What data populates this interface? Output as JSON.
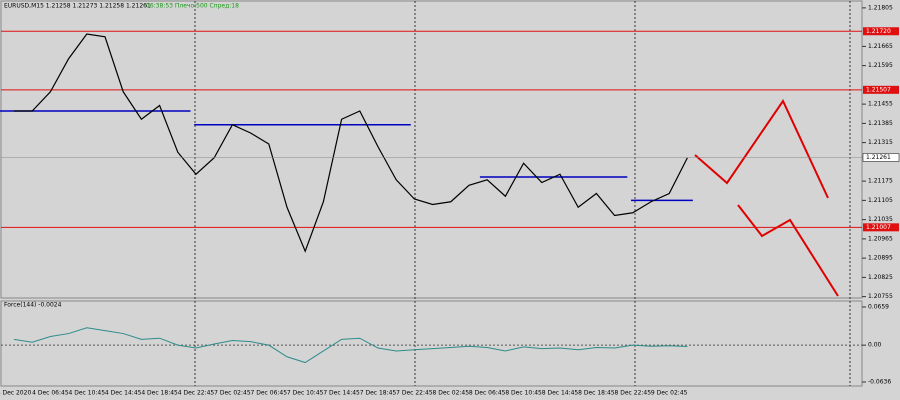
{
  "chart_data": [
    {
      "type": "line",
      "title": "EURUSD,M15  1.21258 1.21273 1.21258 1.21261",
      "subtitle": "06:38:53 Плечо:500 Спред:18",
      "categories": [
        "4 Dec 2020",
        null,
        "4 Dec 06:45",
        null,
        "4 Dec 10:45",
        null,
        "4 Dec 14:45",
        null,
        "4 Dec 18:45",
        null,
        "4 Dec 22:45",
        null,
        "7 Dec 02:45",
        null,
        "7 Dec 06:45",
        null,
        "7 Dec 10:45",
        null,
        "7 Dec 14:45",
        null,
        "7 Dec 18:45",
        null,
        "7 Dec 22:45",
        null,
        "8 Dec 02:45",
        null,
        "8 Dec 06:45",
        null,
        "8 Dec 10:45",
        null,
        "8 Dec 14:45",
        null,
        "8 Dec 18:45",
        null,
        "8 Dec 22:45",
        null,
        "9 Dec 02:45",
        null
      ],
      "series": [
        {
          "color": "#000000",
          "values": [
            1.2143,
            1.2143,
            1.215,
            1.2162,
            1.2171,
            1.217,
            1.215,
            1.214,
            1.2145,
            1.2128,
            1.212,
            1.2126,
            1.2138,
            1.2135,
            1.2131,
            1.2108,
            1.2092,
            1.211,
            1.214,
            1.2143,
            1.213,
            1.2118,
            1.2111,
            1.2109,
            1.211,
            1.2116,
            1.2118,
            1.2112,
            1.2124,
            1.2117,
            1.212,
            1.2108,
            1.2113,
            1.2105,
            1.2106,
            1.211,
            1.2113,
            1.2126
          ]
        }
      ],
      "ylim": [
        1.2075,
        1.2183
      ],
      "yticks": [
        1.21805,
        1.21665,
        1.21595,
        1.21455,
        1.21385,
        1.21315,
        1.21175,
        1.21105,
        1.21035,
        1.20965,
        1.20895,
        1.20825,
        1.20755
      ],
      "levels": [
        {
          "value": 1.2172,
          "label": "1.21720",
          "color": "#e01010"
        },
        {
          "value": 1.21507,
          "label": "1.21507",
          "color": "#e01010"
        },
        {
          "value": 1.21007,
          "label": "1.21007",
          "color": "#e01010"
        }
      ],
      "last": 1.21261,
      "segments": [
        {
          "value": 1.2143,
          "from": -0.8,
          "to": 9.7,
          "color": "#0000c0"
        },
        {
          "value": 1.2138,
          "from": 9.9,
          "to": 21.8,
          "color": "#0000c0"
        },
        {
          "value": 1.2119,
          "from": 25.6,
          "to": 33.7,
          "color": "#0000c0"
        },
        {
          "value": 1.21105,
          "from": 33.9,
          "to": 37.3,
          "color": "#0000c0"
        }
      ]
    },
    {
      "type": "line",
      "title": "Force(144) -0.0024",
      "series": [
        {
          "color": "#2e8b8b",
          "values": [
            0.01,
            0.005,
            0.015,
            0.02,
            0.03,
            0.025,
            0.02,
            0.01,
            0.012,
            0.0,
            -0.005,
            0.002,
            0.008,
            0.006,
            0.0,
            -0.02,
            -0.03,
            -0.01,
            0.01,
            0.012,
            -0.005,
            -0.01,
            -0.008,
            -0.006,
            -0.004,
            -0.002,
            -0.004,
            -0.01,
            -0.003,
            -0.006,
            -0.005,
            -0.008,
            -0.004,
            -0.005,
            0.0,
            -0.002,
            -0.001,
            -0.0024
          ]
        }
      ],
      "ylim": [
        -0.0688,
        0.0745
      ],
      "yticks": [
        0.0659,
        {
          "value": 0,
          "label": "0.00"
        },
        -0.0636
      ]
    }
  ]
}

------------

Leave the images out and output the remaining material exactly as it stands.

RESULT:
What data populates this interface? Output as JSON.
{
  "chart_data": [
    {
      "type": "line",
      "title": "EURUSD,M15  1.21258 1.21273 1.21258 1.21261",
      "subtitle": "06:38:53 Плечо:500 Спред:18",
      "categories": [
        "4 Dec 2020",
        null,
        "4 Dec 06:45",
        null,
        "4 Dec 10:45",
        null,
        "4 Dec 14:45",
        null,
        "4 Dec 18:45",
        null,
        "4 Dec 22:45",
        null,
        "7 Dec 02:45",
        null,
        "7 Dec 06:45",
        null,
        "7 Dec 10:45",
        null,
        "7 Dec 14:45",
        null,
        "7 Dec 18:45",
        null,
        "7 Dec 22:45",
        null,
        "8 Dec 02:45",
        null,
        "8 Dec 06:45",
        null,
        "8 Dec 10:45",
        null,
        "8 Dec 14:45",
        null,
        "8 Dec 18:45",
        null,
        "8 Dec 22:45",
        null,
        "9 Dec 02:45",
        null
      ],
      "series": [
        {
          "color": "#000000",
          "values": [
            1.2143,
            1.2143,
            1.215,
            1.2162,
            1.2171,
            1.217,
            1.215,
            1.214,
            1.2145,
            1.2128,
            1.212,
            1.2126,
            1.2138,
            1.2135,
            1.2131,
            1.2108,
            1.2092,
            1.211,
            1.214,
            1.2143,
            1.213,
            1.2118,
            1.2111,
            1.2109,
            1.211,
            1.2116,
            1.2118,
            1.2112,
            1.2124,
            1.2117,
            1.212,
            1.2108,
            1.2113,
            1.2105,
            1.2106,
            1.211,
            1.2113,
            1.2126
          ]
        }
      ],
      "ylim": [
        1.2075,
        1.2183
      ],
      "yticks": [
        1.21805,
        1.21665,
        1.21595,
        1.21455,
        1.21385,
        1.21315,
        1.21175,
        1.21105,
        1.21035,
        1.20965,
        1.20895,
        1.20825,
        1.20755
      ],
      "levels": [
        {
          "value": 1.2172,
          "label": "1.21720",
          "color": "#e01010"
        },
        {
          "value": 1.21507,
          "label": "1.21507",
          "color": "#e01010"
        },
        {
          "value": 1.21007,
          "label": "1.21007",
          "color": "#e01010"
        }
      ],
      "last": 1.21261,
      "segments": [
        {
          "value": 1.2143,
          "from": -0.8,
          "to": 9.7,
          "color": "#0000c0"
        },
        {
          "value": 1.2138,
          "from": 9.9,
          "to": 21.8,
          "color": "#0000c0"
        },
        {
          "value": 1.2119,
          "from": 25.6,
          "to": 33.7,
          "color": "#0000c0"
        },
        {
          "value": 1.21105,
          "from": 33.9,
          "to": 37.3,
          "color": "#0000c0"
        }
      ]
    },
    {
      "type": "line",
      "title": "Force(144) -0.0024",
      "series": [
        {
          "color": "#2e8b8b",
          "values": [
            0.01,
            0.005,
            0.015,
            0.02,
            0.03,
            0.025,
            0.02,
            0.01,
            0.012,
            0.0,
            -0.005,
            0.002,
            0.008,
            0.006,
            0.0,
            -0.02,
            -0.03,
            -0.01,
            0.01,
            0.012,
            -0.005,
            -0.01,
            -0.008,
            -0.006,
            -0.004,
            -0.002,
            -0.004,
            -0.01,
            -0.003,
            -0.006,
            -0.005,
            -0.008,
            -0.004,
            -0.005,
            0.0,
            -0.002,
            -0.001,
            -0.0024
          ]
        }
      ],
      "ylim": [
        -0.0688,
        0.0745
      ],
      "yticks": [
        0.0659,
        {
          "value": 0,
          "label": "0.00"
        },
        -0.0636
      ]
    }
  ]
}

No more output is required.